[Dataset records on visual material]
----

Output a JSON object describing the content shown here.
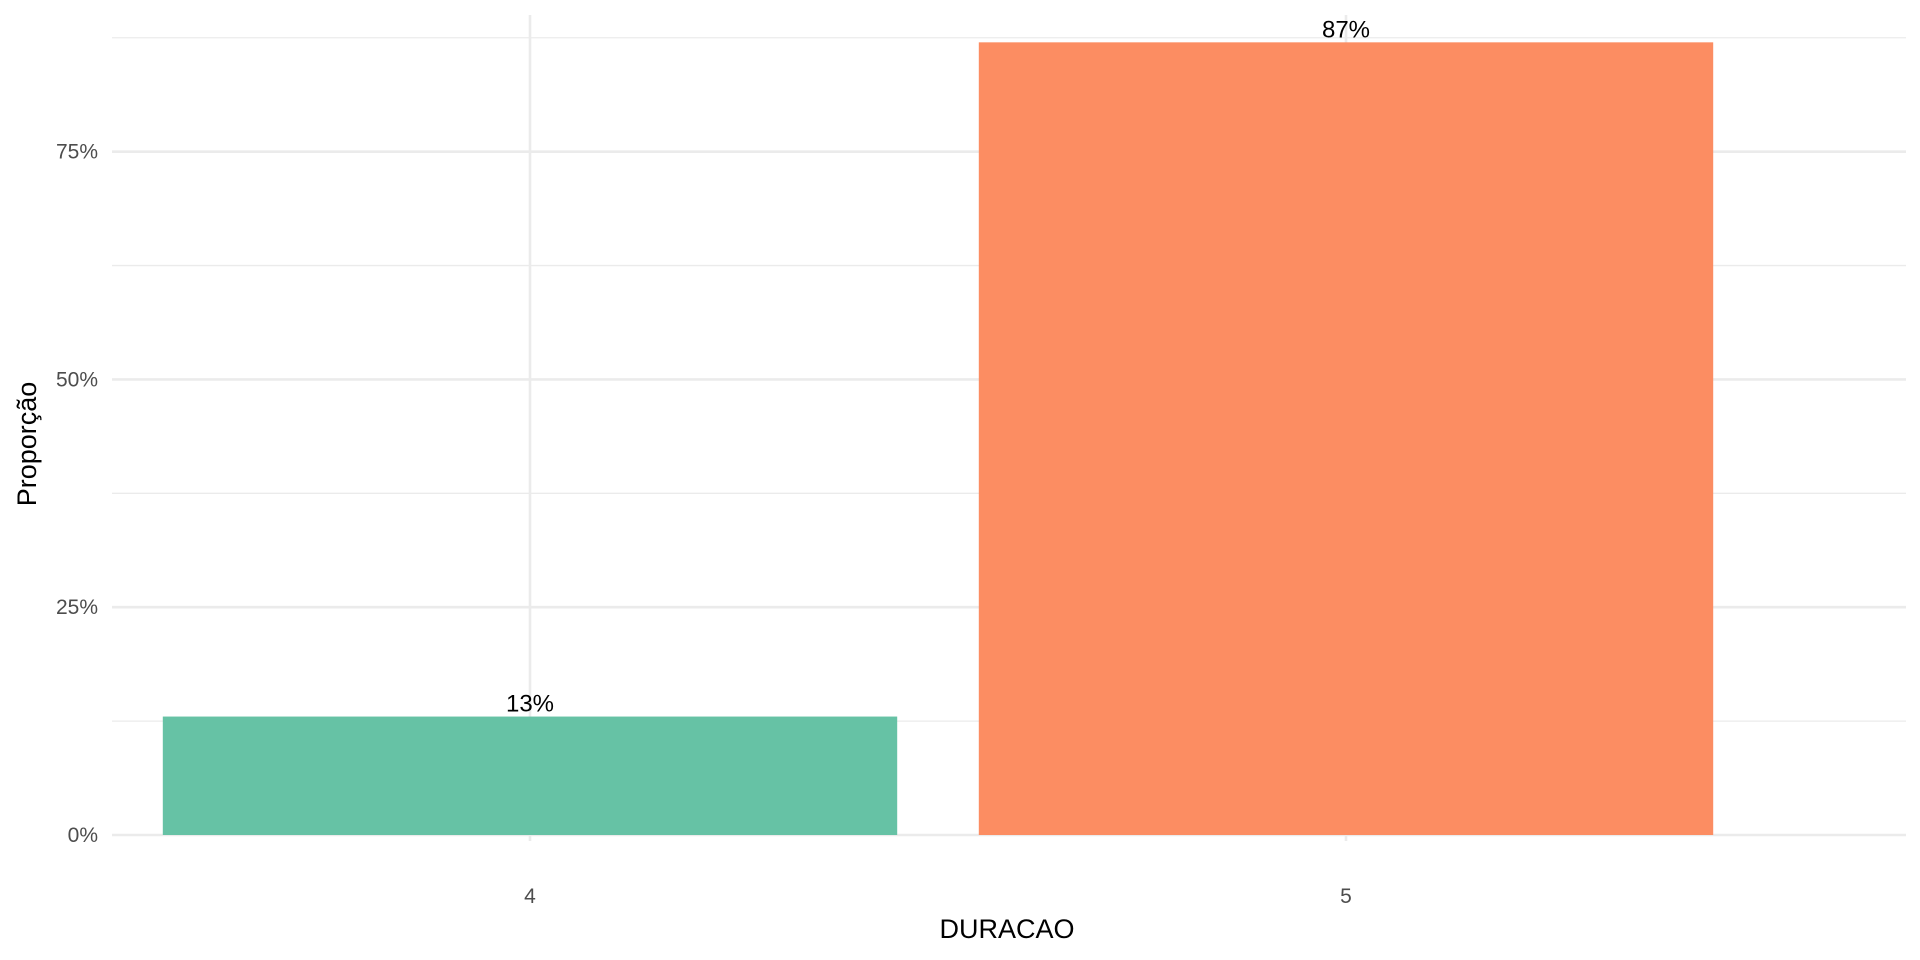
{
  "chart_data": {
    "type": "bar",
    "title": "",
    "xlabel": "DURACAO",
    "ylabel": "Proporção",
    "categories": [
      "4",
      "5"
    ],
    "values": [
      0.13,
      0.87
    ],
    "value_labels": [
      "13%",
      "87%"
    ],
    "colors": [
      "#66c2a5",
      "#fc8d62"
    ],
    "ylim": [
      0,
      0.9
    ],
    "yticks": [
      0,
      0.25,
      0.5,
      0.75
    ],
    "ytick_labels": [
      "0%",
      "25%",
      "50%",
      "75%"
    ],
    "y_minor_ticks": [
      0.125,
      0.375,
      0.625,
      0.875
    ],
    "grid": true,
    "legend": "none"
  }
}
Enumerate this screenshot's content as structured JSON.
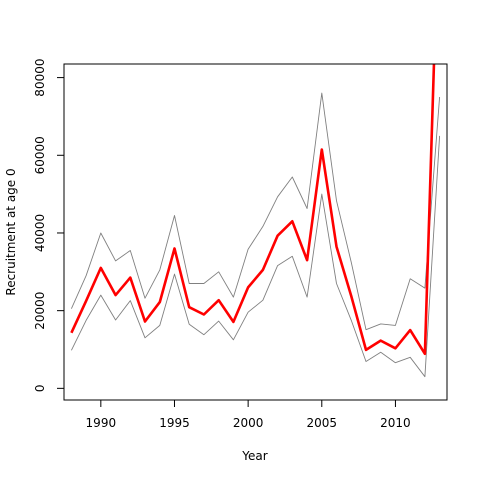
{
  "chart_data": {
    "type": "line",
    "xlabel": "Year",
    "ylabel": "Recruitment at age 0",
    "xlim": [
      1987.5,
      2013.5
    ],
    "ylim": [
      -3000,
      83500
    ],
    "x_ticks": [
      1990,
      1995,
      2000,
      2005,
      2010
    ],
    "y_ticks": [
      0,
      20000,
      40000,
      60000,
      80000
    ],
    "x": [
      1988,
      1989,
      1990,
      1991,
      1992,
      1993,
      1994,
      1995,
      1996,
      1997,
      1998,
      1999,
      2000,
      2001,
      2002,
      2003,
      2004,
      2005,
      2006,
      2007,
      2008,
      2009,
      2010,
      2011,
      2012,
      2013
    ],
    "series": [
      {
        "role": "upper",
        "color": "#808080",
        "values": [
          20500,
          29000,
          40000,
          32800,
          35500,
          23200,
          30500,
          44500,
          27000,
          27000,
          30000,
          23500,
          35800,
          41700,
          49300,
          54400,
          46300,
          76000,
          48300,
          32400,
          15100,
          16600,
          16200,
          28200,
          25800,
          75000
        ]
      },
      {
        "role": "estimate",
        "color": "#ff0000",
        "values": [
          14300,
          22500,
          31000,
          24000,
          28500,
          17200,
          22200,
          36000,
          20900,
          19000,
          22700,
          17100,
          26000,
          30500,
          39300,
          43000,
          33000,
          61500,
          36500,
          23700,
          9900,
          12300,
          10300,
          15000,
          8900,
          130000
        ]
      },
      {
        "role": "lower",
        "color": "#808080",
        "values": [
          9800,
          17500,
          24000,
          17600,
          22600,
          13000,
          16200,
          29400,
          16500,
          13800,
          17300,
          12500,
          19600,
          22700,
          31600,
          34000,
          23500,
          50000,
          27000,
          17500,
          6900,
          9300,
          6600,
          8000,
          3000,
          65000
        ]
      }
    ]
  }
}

----

Exercise objective: Leave out all images, then reproduce the entries above exactly.

Exercise result:
Output a JSON object describing the content shown here.
{
  "chart_data": {
    "type": "bar",
    "title": "",
    "xlabel": "DURACAO",
    "ylabel": "Proporção",
    "categories": [
      "4",
      "5"
    ],
    "values": [
      0.13,
      0.87
    ],
    "value_labels": [
      "13%",
      "87%"
    ],
    "colors": [
      "#66c2a5",
      "#fc8d62"
    ],
    "ylim": [
      0,
      0.9
    ],
    "yticks": [
      0,
      0.25,
      0.5,
      0.75
    ],
    "ytick_labels": [
      "0%",
      "25%",
      "50%",
      "75%"
    ],
    "y_minor_ticks": [
      0.125,
      0.375,
      0.625,
      0.875
    ],
    "grid": true,
    "legend": "none"
  }
}
Enumerate this screenshot's content as structured JSON.
{
  "chart_data": {
    "type": "line",
    "xlabel": "Year",
    "ylabel": "Recruitment at age 0",
    "xlim": [
      1987.5,
      2013.5
    ],
    "ylim": [
      -3000,
      83500
    ],
    "x_ticks": [
      1990,
      1995,
      2000,
      2005,
      2010
    ],
    "y_ticks": [
      0,
      20000,
      40000,
      60000,
      80000
    ],
    "x": [
      1988,
      1989,
      1990,
      1991,
      1992,
      1993,
      1994,
      1995,
      1996,
      1997,
      1998,
      1999,
      2000,
      2001,
      2002,
      2003,
      2004,
      2005,
      2006,
      2007,
      2008,
      2009,
      2010,
      2011,
      2012,
      2013
    ],
    "series": [
      {
        "role": "upper",
        "color": "#808080",
        "values": [
          20500,
          29000,
          40000,
          32800,
          35500,
          23200,
          30500,
          44500,
          27000,
          27000,
          30000,
          23500,
          35800,
          41700,
          49300,
          54400,
          46300,
          76000,
          48300,
          32400,
          15100,
          16600,
          16200,
          28200,
          25800,
          75000
        ]
      },
      {
        "role": "estimate",
        "color": "#ff0000",
        "values": [
          14300,
          22500,
          31000,
          24000,
          28500,
          17200,
          22200,
          36000,
          20900,
          19000,
          22700,
          17100,
          26000,
          30500,
          39300,
          43000,
          33000,
          61500,
          36500,
          23700,
          9900,
          12300,
          10300,
          15000,
          8900,
          130000
        ]
      },
      {
        "role": "lower",
        "color": "#808080",
        "values": [
          9800,
          17500,
          24000,
          17600,
          22600,
          13000,
          16200,
          29400,
          16500,
          13800,
          17300,
          12500,
          19600,
          22700,
          31600,
          34000,
          23500,
          50000,
          27000,
          17500,
          6900,
          9300,
          6600,
          8000,
          3000,
          65000
        ]
      }
    ]
  }
}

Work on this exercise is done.